What is expected>
Count how many lines hold the string "минуты". Give that number alone.

— start of Extracted information —

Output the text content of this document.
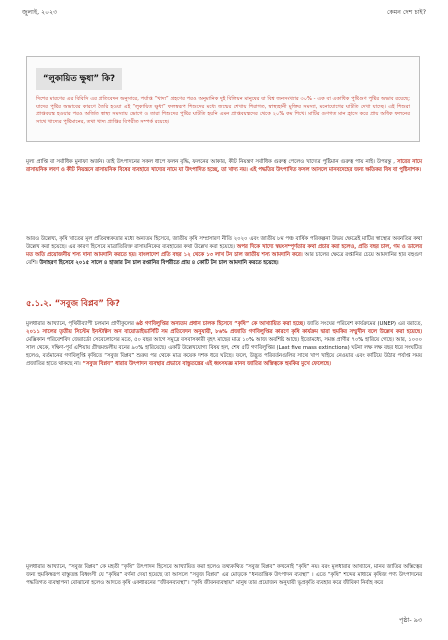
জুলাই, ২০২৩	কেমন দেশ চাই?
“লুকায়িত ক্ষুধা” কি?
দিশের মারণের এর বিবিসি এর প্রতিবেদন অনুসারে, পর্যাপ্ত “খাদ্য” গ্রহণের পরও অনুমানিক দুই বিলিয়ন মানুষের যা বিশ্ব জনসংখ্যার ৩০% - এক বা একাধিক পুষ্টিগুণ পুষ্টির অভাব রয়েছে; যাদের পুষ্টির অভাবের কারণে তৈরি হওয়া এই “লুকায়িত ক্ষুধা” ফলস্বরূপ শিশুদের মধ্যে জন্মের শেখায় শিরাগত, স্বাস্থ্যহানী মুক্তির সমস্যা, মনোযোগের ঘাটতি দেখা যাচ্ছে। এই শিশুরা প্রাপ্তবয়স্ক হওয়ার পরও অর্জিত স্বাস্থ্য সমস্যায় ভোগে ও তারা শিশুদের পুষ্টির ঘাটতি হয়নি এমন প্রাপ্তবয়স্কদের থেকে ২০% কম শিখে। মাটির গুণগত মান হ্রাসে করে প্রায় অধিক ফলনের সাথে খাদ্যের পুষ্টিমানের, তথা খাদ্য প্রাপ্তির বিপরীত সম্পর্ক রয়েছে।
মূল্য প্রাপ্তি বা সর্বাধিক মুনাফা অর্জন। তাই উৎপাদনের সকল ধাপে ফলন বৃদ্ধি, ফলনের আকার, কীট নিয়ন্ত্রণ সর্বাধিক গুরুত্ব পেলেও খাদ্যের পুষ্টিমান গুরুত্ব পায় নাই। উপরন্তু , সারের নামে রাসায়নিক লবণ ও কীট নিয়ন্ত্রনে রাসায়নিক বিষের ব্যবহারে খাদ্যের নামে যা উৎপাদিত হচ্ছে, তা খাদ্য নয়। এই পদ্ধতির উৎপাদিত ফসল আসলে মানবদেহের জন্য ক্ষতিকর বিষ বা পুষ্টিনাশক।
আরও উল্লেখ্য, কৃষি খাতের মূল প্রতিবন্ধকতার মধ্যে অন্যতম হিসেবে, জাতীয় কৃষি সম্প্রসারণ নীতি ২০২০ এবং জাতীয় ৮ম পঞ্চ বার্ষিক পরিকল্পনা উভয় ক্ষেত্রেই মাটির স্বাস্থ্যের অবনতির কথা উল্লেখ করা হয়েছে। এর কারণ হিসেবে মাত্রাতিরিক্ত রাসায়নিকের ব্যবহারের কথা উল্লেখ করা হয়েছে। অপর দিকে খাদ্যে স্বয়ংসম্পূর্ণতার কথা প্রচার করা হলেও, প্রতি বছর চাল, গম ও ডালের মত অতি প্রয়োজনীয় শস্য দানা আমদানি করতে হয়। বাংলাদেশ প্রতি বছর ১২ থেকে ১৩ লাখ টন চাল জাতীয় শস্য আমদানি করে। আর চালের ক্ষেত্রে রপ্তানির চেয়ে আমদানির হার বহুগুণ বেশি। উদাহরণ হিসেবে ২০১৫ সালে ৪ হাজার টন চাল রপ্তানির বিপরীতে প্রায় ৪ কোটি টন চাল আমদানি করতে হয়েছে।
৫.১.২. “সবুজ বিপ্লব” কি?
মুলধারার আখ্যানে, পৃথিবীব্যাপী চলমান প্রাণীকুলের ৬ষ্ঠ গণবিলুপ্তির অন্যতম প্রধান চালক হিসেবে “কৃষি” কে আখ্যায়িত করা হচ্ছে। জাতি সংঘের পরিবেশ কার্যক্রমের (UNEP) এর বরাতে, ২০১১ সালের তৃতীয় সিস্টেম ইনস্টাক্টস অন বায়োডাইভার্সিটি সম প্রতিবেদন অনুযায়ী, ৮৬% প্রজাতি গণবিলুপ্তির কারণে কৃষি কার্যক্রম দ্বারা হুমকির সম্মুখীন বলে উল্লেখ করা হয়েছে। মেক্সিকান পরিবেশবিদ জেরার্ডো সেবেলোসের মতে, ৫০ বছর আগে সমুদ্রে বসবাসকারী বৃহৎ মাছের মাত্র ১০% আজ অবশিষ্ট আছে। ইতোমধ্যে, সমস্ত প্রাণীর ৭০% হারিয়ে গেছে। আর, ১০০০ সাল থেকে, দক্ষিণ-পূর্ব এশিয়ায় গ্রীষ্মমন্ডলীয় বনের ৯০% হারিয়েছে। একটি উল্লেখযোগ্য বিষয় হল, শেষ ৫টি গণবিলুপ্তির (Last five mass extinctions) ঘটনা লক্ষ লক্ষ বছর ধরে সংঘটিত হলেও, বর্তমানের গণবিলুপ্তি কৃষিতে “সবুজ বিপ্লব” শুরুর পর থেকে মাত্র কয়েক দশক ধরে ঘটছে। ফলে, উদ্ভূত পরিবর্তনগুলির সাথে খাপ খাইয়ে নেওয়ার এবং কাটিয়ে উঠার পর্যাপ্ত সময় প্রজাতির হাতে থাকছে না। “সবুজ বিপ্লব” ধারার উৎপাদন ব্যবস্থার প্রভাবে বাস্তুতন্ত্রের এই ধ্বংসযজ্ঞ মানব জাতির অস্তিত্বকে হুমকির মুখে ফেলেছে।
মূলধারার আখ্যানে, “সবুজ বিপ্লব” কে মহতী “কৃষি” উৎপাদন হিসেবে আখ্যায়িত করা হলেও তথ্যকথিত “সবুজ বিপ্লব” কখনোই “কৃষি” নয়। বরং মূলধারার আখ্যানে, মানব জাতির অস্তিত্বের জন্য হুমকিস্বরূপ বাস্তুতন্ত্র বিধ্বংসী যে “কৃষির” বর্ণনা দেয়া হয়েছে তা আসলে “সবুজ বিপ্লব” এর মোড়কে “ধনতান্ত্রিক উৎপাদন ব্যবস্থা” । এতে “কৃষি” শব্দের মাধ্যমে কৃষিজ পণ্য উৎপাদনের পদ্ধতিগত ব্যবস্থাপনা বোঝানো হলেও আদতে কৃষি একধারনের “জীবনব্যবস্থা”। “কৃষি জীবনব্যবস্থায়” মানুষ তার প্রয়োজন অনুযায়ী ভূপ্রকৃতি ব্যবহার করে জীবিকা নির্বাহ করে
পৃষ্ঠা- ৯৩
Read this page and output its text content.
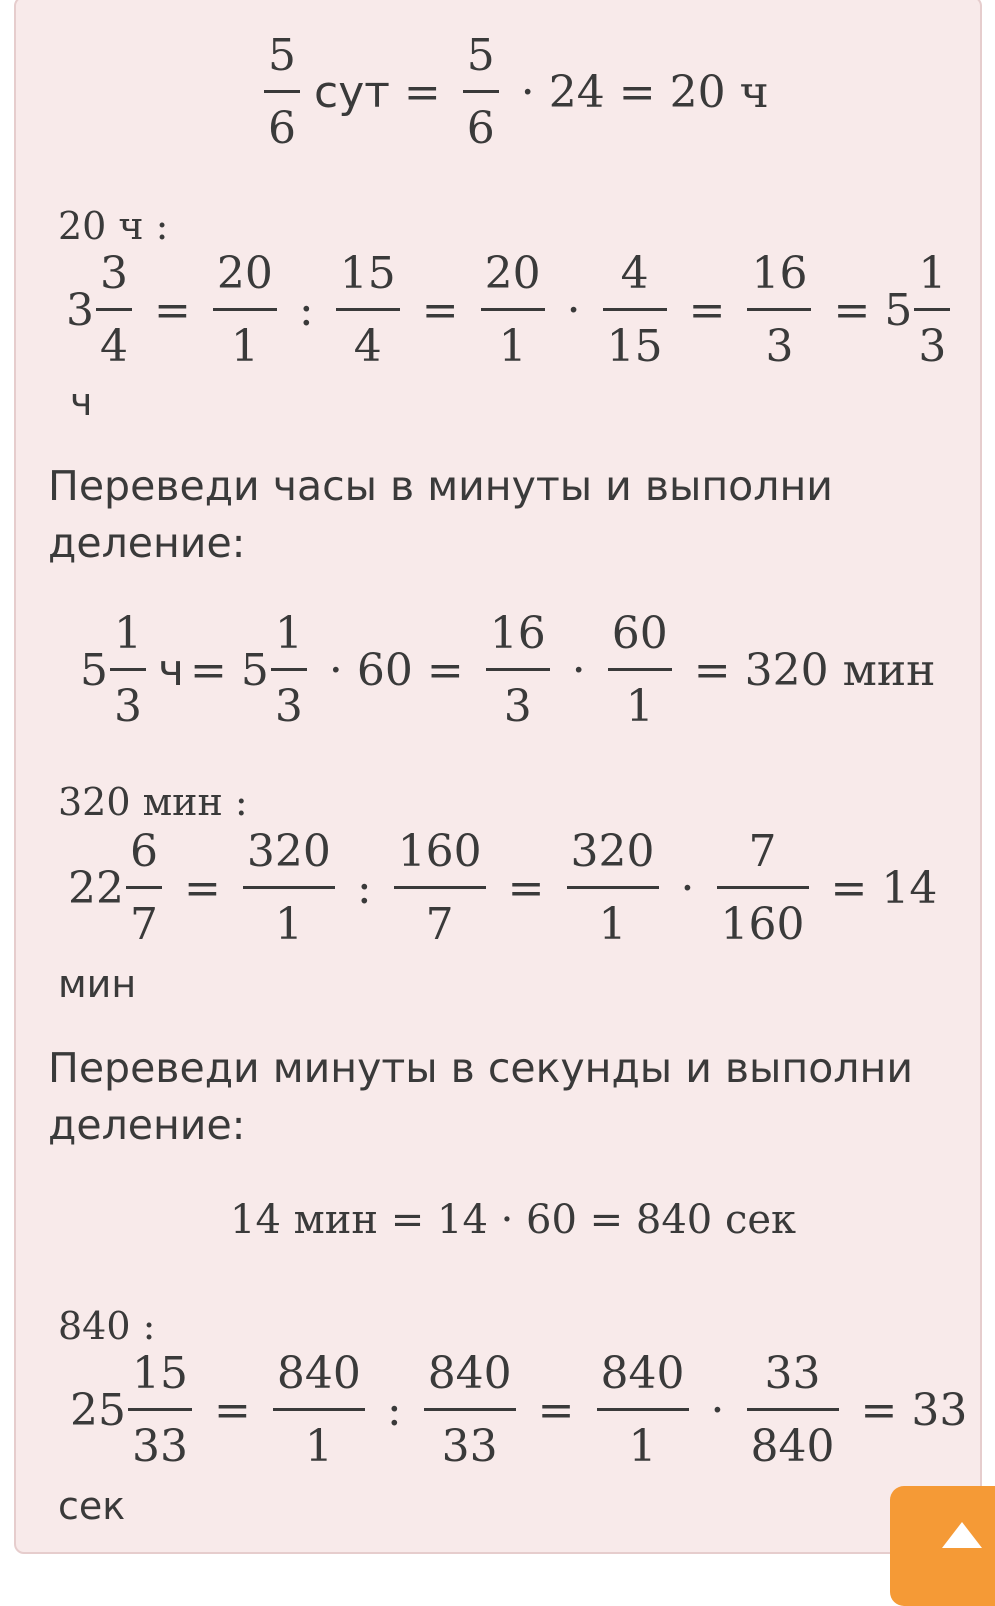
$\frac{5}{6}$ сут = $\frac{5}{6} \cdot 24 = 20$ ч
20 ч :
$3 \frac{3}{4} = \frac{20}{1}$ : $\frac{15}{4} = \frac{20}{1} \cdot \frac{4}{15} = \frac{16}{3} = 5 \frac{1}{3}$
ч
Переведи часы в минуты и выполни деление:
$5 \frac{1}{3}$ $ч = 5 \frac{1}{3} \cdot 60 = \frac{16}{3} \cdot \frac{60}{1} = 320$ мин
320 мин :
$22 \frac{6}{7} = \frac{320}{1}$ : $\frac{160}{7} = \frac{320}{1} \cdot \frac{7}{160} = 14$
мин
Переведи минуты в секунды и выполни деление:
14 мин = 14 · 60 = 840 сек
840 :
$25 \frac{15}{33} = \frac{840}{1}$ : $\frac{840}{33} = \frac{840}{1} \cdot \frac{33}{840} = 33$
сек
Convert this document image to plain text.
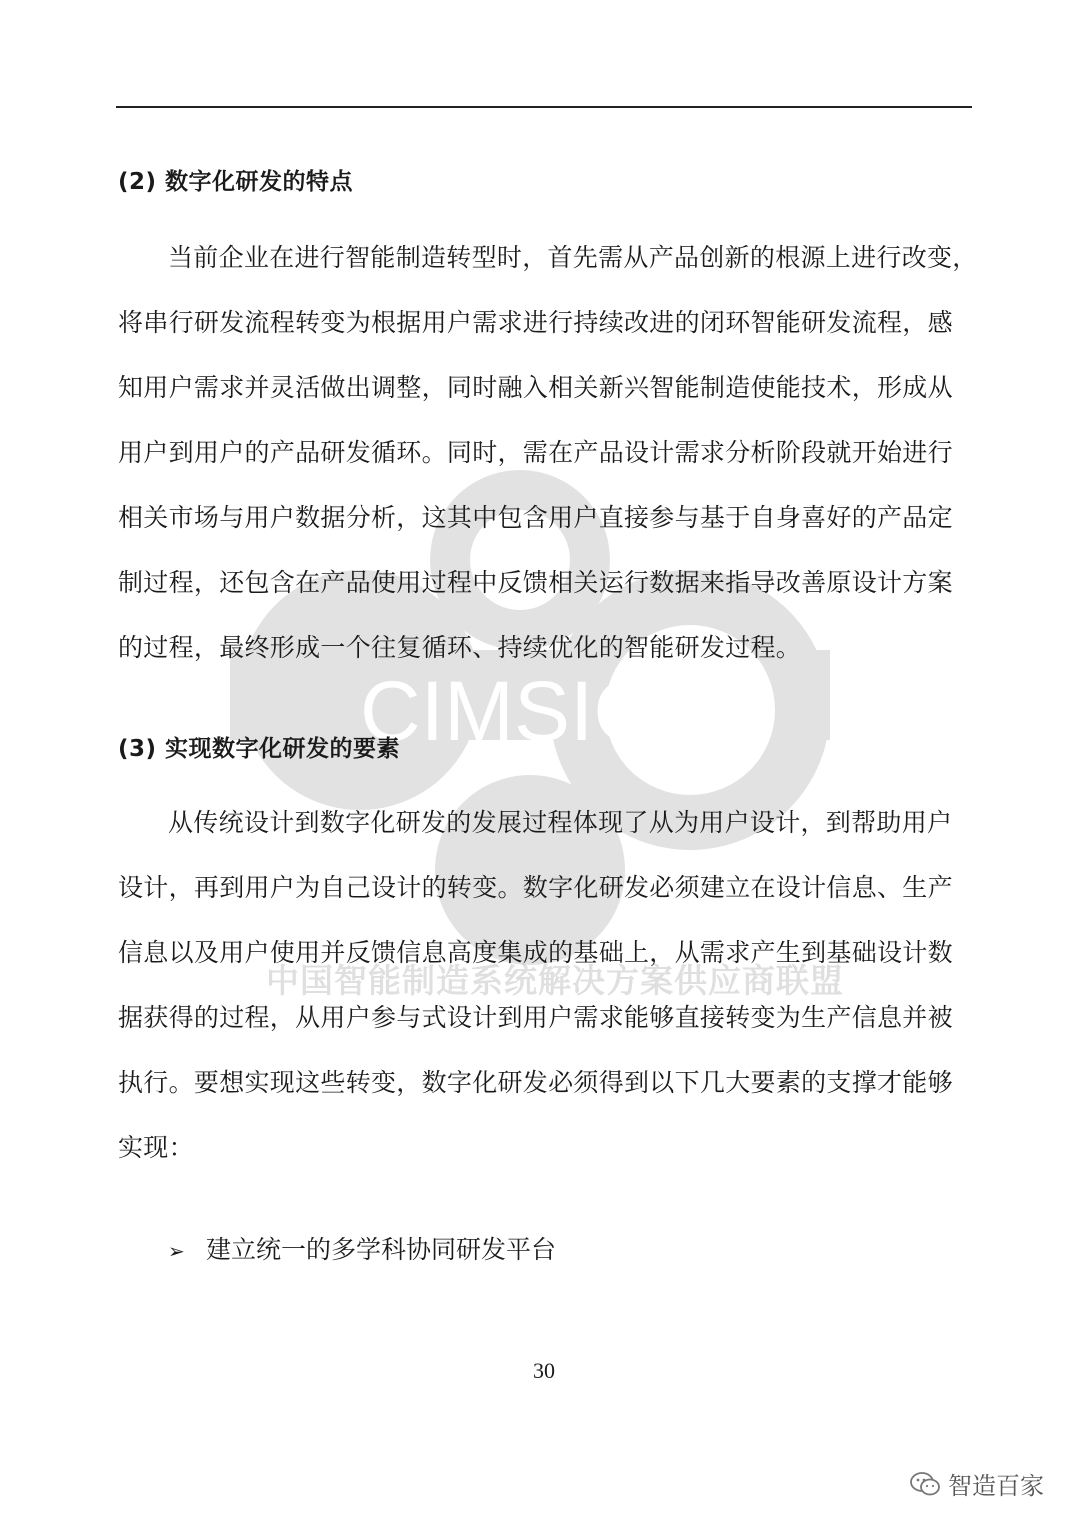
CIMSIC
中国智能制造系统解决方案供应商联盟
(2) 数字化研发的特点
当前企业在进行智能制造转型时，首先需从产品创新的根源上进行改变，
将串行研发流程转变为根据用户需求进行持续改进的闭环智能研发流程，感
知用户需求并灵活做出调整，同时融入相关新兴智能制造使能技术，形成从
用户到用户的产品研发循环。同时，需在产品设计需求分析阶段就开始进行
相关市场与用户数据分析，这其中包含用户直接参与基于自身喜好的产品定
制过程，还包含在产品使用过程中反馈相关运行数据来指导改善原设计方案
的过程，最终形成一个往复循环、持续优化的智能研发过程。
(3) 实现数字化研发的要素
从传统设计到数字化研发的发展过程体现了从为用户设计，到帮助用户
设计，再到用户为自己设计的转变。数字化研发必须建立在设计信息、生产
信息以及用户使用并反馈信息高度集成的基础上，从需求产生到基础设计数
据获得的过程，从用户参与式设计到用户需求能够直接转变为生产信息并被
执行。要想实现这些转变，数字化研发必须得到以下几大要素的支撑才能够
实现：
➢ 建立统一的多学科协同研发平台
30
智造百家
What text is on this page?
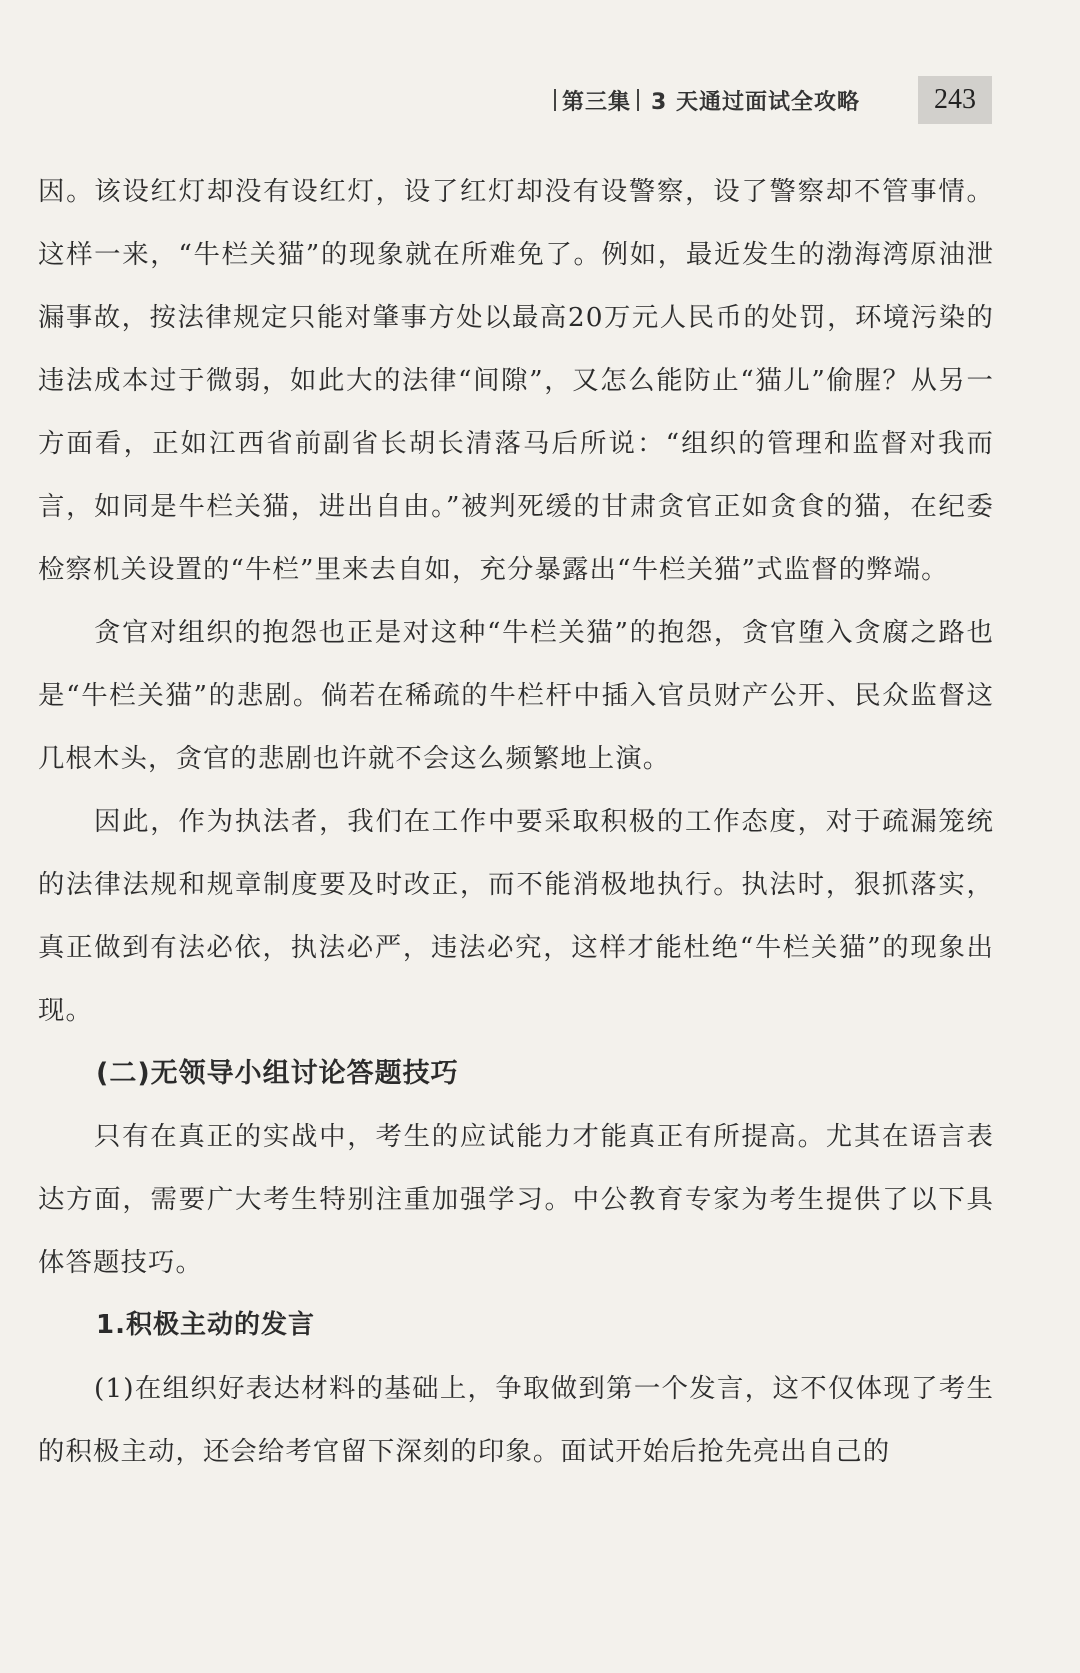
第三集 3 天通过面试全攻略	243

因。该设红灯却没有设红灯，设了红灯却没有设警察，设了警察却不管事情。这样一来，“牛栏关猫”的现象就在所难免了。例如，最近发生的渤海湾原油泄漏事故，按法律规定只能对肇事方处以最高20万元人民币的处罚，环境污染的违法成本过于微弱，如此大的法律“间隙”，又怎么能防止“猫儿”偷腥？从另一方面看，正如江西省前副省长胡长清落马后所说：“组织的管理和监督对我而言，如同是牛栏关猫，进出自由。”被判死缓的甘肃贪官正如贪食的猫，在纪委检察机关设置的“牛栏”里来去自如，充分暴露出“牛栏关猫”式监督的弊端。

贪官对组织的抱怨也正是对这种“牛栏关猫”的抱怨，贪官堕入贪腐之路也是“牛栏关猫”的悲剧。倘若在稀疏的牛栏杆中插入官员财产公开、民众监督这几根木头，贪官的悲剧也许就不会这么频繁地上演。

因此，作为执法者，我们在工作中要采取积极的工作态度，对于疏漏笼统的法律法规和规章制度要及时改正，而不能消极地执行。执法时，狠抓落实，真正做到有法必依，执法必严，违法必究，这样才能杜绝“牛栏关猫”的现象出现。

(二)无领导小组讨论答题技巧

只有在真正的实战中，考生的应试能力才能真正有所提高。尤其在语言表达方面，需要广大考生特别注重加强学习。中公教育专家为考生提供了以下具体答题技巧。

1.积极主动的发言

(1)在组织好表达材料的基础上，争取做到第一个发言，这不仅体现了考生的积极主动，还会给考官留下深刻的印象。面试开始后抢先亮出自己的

— end of Extracted information —

Reply to the task>
2